*AIM OF THE TASK*
Look through the listing for the word "Ruptures". Copy each line that has it.

*LISTED ENTRIES*
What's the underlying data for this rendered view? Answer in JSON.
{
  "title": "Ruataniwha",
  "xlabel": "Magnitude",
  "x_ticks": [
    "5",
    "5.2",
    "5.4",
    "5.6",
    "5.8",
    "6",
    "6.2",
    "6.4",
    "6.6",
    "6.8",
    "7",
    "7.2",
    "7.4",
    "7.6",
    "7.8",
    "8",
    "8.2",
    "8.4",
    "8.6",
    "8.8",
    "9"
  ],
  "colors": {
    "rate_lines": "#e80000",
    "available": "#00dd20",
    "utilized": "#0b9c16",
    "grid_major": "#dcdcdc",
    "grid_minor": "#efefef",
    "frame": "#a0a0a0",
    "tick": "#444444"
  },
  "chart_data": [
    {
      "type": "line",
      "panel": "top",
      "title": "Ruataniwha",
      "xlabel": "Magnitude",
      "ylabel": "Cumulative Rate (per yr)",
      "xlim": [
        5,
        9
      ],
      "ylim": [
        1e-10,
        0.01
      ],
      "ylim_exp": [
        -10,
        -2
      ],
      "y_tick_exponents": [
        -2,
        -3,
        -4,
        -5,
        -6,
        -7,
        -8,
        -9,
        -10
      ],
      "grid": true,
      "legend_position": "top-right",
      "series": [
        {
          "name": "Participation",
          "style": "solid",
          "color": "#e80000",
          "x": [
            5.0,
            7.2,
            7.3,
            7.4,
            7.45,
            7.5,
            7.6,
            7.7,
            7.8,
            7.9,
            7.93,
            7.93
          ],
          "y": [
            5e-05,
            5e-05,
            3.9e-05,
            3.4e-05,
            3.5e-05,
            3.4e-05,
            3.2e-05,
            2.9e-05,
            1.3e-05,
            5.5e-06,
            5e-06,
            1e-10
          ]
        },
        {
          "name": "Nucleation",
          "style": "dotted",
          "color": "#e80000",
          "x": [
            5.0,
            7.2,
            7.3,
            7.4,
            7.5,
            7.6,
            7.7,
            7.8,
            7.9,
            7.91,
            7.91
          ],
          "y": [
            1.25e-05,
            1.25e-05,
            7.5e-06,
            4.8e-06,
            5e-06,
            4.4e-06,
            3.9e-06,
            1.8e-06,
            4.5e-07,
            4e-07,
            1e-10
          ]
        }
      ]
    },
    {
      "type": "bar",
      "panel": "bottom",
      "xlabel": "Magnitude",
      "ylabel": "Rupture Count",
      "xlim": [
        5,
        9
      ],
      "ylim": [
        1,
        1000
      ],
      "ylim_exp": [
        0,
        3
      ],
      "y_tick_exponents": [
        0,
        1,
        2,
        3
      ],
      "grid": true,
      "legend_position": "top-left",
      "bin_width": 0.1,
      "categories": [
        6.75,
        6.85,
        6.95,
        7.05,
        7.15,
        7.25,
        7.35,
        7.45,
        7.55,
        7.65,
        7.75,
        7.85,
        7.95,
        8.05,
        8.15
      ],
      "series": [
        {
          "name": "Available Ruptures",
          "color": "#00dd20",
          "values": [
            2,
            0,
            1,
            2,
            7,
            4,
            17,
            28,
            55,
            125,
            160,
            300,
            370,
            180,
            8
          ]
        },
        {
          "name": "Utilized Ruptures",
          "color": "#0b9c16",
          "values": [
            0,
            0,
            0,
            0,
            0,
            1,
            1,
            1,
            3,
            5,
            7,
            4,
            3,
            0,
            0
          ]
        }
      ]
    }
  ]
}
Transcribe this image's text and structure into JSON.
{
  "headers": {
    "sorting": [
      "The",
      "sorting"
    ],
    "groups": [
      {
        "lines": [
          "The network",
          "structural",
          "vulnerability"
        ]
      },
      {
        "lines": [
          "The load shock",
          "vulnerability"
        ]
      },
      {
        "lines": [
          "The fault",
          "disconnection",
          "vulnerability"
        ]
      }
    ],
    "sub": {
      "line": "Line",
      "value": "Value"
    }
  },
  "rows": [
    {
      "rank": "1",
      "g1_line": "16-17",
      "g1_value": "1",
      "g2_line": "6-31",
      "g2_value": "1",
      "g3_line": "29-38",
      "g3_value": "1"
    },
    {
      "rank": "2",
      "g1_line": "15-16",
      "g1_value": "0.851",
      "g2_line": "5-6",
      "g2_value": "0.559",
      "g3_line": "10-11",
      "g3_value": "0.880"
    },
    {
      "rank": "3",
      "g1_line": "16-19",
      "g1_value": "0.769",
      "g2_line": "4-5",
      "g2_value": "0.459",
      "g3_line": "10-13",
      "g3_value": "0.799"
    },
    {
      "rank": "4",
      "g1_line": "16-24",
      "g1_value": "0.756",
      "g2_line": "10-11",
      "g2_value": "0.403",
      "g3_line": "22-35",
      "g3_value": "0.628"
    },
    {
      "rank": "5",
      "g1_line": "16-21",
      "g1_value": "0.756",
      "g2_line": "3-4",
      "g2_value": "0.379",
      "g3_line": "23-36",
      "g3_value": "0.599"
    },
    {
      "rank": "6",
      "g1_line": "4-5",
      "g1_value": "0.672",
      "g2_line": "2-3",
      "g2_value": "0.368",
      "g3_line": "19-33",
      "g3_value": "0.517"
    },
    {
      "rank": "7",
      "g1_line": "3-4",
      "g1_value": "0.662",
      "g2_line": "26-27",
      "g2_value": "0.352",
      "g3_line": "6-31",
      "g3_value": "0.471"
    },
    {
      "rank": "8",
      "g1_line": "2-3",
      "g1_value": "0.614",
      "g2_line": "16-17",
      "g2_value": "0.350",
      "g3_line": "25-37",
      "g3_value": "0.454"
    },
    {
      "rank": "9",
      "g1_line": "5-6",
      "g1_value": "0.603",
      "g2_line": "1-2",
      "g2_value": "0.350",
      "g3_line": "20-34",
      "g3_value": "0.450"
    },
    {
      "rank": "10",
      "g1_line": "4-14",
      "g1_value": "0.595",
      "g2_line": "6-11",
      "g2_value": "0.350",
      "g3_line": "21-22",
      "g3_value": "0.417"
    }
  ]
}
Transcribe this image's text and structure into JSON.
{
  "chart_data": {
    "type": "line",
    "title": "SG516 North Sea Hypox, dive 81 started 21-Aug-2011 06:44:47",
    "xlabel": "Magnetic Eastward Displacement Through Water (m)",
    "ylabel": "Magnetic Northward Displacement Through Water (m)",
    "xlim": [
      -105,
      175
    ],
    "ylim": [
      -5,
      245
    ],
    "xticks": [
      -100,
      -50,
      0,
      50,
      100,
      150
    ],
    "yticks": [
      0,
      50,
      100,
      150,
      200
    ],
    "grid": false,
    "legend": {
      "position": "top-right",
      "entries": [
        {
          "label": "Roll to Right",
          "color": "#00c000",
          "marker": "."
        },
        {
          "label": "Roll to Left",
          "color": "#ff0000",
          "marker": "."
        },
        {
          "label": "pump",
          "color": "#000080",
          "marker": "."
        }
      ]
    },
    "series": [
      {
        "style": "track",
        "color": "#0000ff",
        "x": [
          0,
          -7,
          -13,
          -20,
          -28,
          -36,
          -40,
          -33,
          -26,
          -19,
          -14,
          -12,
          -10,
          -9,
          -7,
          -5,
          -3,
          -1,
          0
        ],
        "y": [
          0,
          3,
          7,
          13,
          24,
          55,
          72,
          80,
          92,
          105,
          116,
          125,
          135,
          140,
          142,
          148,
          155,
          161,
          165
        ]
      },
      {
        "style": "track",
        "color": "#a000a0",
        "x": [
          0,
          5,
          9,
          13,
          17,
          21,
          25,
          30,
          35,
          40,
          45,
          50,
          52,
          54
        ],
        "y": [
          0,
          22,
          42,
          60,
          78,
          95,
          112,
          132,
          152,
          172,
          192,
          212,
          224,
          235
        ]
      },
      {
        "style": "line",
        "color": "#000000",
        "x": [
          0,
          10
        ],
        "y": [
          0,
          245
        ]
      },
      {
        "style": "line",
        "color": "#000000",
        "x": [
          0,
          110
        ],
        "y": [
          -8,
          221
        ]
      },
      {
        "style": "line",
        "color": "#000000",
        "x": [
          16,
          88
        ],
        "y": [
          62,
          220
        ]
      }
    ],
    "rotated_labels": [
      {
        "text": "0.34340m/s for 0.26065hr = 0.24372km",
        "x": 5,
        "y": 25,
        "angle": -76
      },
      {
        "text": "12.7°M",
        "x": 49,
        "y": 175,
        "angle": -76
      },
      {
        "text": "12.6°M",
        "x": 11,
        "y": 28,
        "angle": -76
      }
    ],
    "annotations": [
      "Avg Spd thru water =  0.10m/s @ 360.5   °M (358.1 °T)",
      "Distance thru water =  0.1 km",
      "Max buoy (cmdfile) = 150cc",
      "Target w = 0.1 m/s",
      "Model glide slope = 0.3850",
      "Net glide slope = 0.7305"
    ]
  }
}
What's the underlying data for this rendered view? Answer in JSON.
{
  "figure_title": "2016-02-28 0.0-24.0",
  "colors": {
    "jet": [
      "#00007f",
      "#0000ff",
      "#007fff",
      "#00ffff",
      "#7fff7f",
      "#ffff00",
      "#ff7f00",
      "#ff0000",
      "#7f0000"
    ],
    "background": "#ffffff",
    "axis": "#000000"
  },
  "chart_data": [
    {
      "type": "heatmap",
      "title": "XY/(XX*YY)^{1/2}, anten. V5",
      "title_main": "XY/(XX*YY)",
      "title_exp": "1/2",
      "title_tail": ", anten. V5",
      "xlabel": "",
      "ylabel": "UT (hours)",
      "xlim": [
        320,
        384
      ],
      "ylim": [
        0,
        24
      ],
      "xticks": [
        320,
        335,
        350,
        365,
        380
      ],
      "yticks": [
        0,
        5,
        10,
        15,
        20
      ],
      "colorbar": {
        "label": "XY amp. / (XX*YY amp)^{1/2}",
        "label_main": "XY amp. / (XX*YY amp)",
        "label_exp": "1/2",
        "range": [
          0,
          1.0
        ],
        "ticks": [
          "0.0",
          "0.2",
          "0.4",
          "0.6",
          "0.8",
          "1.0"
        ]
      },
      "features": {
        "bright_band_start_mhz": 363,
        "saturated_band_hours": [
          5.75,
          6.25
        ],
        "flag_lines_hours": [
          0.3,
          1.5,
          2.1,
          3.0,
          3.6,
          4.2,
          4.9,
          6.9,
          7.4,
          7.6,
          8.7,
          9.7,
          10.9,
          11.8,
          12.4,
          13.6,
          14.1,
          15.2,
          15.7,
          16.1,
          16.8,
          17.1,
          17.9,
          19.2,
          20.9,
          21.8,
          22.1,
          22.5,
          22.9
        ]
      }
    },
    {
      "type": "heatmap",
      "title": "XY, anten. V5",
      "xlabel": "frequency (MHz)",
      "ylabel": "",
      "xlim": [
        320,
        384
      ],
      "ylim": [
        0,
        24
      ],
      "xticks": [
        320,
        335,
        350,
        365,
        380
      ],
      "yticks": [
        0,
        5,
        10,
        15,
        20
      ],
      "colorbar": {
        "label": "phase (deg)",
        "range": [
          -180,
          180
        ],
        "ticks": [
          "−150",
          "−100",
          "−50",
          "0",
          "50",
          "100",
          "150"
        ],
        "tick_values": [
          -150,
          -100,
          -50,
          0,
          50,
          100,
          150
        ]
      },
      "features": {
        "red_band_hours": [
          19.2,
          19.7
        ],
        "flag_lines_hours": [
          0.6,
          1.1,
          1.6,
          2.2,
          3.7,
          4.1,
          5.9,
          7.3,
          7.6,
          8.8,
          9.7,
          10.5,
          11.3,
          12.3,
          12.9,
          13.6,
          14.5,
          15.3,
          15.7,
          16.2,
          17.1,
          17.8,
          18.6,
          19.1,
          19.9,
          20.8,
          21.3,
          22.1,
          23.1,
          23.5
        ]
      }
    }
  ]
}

*SOLVED EXERCISE*
          "name": "Available Ruptures",
          "name": "Utilized Ruptures",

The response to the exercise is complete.